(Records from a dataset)
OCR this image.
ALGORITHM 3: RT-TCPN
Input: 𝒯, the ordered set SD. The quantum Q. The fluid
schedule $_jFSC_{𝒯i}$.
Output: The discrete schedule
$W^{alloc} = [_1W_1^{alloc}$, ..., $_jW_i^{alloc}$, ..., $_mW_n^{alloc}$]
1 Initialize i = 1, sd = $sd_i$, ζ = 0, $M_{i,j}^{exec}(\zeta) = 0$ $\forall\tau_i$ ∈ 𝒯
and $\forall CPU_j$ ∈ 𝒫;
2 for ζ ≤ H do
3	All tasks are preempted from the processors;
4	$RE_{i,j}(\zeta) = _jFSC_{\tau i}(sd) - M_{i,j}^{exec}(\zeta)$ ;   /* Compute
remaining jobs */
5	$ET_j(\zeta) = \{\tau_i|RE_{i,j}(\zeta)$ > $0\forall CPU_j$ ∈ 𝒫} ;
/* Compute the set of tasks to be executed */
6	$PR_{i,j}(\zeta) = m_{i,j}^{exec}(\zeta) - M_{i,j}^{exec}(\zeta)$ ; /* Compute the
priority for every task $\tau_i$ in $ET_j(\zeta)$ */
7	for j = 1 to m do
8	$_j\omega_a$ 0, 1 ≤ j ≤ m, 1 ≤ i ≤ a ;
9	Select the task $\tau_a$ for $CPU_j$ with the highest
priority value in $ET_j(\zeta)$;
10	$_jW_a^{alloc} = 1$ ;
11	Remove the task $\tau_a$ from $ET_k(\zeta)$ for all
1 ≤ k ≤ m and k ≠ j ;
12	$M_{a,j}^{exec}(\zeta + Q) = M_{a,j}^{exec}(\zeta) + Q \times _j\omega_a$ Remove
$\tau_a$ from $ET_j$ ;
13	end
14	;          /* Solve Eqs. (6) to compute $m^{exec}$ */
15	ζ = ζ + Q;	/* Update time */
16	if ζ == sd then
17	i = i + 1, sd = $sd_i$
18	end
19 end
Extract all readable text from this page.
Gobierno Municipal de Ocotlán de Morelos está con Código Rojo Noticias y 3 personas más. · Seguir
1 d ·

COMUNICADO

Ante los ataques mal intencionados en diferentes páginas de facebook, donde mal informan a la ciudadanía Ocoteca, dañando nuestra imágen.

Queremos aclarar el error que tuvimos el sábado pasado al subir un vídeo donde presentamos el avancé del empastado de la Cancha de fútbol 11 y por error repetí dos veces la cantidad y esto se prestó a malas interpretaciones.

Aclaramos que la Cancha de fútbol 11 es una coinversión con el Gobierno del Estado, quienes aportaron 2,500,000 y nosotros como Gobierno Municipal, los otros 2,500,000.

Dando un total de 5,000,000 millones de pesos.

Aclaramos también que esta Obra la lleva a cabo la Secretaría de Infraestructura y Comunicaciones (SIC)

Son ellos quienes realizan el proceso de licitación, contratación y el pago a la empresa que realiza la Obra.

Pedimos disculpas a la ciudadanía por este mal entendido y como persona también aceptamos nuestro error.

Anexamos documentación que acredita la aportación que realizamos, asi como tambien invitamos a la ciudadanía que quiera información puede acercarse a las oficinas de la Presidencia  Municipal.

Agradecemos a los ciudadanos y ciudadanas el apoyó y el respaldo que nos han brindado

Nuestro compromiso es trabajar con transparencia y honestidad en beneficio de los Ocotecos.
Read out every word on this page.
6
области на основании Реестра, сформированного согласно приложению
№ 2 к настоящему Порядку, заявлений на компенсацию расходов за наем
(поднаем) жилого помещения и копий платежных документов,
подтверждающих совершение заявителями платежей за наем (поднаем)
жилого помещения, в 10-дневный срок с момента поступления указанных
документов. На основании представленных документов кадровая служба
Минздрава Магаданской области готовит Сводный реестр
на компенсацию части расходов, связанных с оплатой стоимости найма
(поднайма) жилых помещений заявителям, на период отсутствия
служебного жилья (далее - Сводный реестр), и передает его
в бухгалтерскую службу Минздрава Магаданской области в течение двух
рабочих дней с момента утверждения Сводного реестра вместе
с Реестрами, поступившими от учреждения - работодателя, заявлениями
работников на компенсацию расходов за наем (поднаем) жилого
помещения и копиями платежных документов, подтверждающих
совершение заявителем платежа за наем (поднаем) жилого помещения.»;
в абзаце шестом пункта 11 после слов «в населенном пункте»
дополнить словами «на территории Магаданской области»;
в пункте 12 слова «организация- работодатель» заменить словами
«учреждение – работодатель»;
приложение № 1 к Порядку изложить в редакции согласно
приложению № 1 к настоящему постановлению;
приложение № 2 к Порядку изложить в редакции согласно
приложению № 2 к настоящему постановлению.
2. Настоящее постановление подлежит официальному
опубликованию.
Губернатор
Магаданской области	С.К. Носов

* **PROMPT**
Transcribe exactly the line containing "Read out every word on this page." and all remaining lines of the material, ending with the last one.

* **TASK OUTPUT**
Read out every word on this page.
6
области на основании Реестра, сформированного согласно приложению
№ 2 к настоящему Порядку, заявлений на компенсацию расходов за наем
(поднаем) жилого помещения и копий платежных документов,
подтверждающих совершение заявителями платежей за наем (поднаем)
жилого помещения, в 10-дневный срок с момента поступления указанных
документов. На основании представленных документов кадровая служба
Минздрава Магаданской области готовит Сводный реестр
на компенсацию части расходов, связанных с оплатой стоимости найма
(поднайма) жилых помещений заявителям, на период отсутствия
служебного жилья (далее - Сводный реестр), и передает его
в бухгалтерскую службу Минздрава Магаданской области в течение двух
рабочих дней с момента утверждения Сводного реестра вместе
с Реестрами, поступившими от учреждения - работодателя, заявлениями
работников на компенсацию расходов за наем (поднаем) жилого
помещения и копиями платежных документов, подтверждающих
совершение заявителем платежа за наем (поднаем) жилого помещения.»;
в абзаце шестом пункта 11 после слов «в населенном пункте»
дополнить словами «на территории Магаданской области»;
в пункте 12 слова «организация- работодатель» заменить словами
«учреждение – работодатель»;
приложение № 1 к Порядку изложить в редакции согласно
приложению № 1 к настоящему постановлению;
приложение № 2 к Порядку изложить в редакции согласно
приложению № 2 к настоящему постановлению.
2. Настоящее постановление подлежит официальному
опубликованию.
Губернатор
Магаданской области	С.К. Носов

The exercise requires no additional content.